'''
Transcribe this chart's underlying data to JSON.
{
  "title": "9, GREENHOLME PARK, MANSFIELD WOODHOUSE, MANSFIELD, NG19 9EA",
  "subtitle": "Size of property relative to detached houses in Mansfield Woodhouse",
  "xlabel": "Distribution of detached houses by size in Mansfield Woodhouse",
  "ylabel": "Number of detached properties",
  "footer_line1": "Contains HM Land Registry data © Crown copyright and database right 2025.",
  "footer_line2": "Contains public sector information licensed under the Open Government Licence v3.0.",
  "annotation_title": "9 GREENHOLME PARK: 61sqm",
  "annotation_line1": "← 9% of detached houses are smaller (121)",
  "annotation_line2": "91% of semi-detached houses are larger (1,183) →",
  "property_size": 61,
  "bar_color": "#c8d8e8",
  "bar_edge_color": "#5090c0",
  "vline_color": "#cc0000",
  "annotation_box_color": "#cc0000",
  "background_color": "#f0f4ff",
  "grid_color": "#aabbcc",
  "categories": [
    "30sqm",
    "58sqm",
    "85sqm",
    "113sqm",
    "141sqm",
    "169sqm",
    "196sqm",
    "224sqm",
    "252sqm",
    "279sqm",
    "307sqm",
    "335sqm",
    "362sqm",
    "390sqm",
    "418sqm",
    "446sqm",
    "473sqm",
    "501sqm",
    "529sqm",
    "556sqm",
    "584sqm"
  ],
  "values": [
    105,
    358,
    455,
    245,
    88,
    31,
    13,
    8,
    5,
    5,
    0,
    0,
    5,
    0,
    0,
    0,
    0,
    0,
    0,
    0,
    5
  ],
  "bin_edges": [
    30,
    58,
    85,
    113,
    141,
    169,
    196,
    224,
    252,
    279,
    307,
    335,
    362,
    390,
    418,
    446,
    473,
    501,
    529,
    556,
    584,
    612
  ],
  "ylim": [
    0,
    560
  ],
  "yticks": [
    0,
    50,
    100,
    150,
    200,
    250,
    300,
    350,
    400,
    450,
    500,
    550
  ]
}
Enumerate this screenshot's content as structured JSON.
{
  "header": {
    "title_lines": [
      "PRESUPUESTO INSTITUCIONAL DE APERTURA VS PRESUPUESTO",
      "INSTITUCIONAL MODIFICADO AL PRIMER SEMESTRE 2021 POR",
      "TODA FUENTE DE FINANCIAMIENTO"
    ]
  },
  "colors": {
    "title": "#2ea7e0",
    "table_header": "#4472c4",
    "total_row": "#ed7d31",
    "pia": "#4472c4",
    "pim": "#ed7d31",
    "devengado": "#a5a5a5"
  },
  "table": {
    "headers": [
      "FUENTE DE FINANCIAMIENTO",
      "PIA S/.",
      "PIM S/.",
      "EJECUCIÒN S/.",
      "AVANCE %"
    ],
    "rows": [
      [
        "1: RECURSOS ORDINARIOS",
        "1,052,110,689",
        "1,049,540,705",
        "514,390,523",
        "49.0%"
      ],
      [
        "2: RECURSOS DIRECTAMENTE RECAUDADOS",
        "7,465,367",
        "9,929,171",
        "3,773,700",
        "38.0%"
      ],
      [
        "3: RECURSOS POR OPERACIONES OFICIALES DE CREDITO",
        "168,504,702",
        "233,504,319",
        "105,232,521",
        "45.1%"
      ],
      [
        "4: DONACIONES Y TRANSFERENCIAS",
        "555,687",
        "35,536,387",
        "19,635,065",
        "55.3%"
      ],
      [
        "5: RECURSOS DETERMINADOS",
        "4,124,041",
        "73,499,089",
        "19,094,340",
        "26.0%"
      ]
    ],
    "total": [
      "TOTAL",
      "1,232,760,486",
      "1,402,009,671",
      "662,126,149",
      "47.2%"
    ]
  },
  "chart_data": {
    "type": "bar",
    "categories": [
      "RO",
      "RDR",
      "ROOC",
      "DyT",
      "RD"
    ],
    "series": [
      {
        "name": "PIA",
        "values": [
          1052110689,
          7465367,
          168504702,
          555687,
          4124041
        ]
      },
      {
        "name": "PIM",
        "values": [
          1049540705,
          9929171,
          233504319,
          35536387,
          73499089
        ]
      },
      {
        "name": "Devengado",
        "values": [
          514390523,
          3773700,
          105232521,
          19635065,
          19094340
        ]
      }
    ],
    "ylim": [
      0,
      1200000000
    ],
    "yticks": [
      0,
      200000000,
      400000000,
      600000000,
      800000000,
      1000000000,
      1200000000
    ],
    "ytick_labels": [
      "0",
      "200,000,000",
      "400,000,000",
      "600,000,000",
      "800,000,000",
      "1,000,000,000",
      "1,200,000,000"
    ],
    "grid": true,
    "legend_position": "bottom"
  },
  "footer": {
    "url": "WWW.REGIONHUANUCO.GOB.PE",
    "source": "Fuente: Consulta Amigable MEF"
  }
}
'''
### WHAT THE EXERCISE ASKS
Show every line of the records above that contains the word "this".

### ANSWER TO THE TASK
Transcribe this chart's underlying data to JSON.
Enumerate this screenshot's content as structured JSON.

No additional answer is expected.